-------- Dataset excerpts

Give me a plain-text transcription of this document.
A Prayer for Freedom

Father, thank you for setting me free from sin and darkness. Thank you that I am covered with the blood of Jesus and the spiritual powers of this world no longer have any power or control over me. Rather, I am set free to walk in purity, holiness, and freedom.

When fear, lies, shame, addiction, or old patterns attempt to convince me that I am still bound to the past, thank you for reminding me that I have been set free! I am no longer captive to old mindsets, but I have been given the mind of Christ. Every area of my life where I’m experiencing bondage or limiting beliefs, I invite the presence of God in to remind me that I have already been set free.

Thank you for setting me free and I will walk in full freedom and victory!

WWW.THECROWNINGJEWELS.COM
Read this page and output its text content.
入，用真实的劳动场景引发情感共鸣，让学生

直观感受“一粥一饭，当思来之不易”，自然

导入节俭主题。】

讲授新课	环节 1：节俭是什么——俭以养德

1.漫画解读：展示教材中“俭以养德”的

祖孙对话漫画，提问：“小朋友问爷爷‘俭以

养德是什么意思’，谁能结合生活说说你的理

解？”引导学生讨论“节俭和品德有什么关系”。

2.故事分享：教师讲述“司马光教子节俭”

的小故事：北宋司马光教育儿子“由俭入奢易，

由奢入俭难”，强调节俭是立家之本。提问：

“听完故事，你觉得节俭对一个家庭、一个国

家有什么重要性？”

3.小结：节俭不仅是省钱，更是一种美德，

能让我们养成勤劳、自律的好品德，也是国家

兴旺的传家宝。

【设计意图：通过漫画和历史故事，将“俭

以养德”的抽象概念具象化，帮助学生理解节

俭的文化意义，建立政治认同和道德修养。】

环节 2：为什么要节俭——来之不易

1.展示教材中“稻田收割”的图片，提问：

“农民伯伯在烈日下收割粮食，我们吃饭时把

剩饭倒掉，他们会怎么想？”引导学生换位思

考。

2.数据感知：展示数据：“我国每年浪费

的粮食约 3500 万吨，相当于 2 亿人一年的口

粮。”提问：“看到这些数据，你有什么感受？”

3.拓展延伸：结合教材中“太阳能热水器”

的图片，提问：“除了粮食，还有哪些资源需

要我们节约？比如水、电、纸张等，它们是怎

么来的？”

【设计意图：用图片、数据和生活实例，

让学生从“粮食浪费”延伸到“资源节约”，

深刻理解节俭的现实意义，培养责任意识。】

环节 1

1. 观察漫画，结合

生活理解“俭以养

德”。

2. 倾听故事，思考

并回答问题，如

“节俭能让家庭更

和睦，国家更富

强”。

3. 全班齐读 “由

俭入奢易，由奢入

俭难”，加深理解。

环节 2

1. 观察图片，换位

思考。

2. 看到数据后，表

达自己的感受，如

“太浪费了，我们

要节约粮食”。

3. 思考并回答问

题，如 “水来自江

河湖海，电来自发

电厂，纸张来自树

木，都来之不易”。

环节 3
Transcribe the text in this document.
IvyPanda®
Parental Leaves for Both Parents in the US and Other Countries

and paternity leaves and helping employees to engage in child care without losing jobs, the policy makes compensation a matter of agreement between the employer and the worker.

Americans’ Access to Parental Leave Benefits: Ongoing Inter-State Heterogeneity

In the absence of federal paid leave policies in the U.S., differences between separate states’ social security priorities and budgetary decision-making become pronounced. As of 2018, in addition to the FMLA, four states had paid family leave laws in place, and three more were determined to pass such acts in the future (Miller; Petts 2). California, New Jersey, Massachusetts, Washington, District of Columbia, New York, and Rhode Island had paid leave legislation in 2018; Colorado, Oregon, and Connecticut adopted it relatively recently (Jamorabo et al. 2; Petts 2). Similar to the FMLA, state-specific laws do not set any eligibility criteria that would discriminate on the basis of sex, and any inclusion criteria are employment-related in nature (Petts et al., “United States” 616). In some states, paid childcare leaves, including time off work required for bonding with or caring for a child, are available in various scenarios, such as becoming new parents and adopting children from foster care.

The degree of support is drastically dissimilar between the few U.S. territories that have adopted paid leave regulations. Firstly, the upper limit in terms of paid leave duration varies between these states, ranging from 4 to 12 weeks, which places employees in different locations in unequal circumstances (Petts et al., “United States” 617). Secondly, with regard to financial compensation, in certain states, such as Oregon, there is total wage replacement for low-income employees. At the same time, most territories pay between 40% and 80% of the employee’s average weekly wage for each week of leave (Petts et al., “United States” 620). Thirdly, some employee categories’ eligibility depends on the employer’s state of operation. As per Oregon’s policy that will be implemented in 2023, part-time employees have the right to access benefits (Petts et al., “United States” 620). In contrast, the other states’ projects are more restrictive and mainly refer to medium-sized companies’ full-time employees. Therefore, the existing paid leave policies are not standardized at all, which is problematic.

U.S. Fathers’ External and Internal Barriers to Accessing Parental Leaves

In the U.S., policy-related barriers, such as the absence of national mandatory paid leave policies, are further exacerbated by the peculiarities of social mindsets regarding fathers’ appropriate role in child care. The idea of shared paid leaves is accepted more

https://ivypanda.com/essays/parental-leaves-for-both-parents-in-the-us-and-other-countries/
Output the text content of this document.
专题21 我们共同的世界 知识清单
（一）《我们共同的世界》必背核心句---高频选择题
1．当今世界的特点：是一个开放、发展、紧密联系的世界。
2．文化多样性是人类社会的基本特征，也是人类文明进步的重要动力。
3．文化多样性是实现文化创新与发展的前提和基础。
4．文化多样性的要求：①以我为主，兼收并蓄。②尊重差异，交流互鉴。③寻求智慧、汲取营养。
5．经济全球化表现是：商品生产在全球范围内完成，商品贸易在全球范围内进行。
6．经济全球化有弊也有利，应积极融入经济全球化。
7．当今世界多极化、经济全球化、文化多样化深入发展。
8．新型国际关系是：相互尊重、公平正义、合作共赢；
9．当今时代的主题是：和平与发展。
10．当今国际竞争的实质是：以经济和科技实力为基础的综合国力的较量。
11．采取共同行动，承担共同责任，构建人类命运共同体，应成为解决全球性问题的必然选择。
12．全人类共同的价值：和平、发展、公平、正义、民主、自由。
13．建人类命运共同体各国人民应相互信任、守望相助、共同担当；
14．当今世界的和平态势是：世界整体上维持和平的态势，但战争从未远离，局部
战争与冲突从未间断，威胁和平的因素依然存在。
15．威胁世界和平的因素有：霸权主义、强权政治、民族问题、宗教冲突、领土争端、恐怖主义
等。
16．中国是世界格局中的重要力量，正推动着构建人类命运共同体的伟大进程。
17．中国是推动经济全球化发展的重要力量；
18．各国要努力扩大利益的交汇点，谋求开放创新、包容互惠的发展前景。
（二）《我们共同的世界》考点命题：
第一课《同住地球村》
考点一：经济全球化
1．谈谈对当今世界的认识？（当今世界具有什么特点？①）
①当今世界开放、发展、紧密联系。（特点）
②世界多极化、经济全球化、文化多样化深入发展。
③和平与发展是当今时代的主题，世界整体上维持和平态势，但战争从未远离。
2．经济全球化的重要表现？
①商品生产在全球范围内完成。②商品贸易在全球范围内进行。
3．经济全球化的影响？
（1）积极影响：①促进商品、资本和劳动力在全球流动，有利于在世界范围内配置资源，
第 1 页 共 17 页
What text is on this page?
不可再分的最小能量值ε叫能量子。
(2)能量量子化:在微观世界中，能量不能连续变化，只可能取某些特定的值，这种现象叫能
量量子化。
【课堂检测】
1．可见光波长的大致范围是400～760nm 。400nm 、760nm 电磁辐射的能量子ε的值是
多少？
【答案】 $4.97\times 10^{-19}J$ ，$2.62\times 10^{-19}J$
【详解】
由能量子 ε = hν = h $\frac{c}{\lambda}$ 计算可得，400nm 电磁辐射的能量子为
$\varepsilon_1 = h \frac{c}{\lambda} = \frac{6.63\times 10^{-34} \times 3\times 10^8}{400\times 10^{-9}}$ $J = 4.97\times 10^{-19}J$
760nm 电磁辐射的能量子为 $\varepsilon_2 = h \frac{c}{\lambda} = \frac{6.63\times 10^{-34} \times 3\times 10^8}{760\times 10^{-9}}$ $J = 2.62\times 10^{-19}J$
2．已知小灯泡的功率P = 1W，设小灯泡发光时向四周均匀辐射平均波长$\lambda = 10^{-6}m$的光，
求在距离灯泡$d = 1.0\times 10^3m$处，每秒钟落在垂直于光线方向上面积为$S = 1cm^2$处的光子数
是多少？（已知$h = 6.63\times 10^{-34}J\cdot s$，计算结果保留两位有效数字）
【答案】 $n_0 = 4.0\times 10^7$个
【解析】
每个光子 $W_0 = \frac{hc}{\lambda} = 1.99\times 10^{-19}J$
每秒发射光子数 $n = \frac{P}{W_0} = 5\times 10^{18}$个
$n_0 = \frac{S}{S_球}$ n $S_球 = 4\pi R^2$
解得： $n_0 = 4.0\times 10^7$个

----------------

» **Goal of the exercise**
From the listing above, copy every line that includes the word "walk".

» **Problem solution**
Father, thank you for setting me free from sin and darkness. Thank you that I am covered with the blood of Jesus and the spiritual powers of this world no longer have any power or control over me. Rather, I am set free to walk in purity, holiness, and freedom.
Thank you for setting me free and I will walk in full freedom and victory!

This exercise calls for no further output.